*WHAT IS NEEDED*
Type out every line below exactly as it reads.
======== THE DATA
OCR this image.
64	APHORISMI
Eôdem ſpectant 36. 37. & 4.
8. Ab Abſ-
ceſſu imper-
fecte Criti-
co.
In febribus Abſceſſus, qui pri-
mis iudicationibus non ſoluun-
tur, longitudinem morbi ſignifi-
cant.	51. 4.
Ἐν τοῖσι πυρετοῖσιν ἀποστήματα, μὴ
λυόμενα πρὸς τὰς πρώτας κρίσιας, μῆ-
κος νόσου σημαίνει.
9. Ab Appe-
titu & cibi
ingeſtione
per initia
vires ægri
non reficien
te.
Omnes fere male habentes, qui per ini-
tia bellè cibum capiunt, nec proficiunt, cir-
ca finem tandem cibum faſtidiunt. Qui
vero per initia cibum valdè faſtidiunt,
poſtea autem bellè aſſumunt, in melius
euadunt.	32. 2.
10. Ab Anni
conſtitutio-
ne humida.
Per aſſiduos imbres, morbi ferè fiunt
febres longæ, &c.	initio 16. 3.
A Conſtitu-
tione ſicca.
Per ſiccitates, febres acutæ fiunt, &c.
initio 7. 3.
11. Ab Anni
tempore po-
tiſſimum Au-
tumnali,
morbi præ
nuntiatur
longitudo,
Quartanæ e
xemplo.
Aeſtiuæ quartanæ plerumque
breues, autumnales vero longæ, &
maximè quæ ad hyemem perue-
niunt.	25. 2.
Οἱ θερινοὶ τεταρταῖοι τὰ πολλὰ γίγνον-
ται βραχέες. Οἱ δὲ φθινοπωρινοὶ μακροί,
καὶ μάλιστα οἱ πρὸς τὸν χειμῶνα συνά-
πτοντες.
================
*OUTPUT FOR THIS EXERCISE*
OCR this image.
64	APHORISMI
Eôdem ſpectant 36. 37. & 4.
8. Ab Abſ-
ceſſu imper-
fecte Criti-
co.
In febribus Abſceſſus, qui pri-
mis iudicationibus non ſoluun-
tur, longitudinem morbi ſignifi-
cant.	51. 4.
Ἐν τοῖσι πυρετοῖσιν ἀποστήματα, μὴ
λυόμενα πρὸς τὰς πρώτας κρίσιας, μῆ-
κος νόσου σημαίνει.
9. Ab Appe-
titu & cibi
ingeſtione
per initia
vires ægri
non reficien
te.
Omnes fere male habentes, qui per ini-
tia bellè cibum capiunt, nec proficiunt, cir-
ca finem tandem cibum faſtidiunt. Qui
vero per initia cibum valdè faſtidiunt,
poſtea autem bellè aſſumunt, in melius
euadunt.	32. 2.
10. Ab Anni
conſtitutio-
ne humida.
Per aſſiduos imbres, morbi ferè fiunt
febres longæ, &c.	initio 16. 3.
A Conſtitu-
tione ſicca.
Per ſiccitates, febres acutæ fiunt, &c.
initio 7. 3.
11. Ab Anni
tempore po-
tiſſimum Au-
tumnali,
morbi præ
nuntiatur
longitudo,
Quartanæ e
xemplo.
Aeſtiuæ quartanæ plerumque
breues, autumnales vero longæ, &
maximè quæ ad hyemem perue-
niunt.	25. 2.
Οἱ θερινοὶ τεταρταῖοι τὰ πολλὰ γίγνον-
ται βραχέες. Οἱ δὲ φθινοπωρινοὶ μακροί,
καὶ μάλιστα οἱ πρὸς τὸν χειμῶνα συνά-
πτοντες.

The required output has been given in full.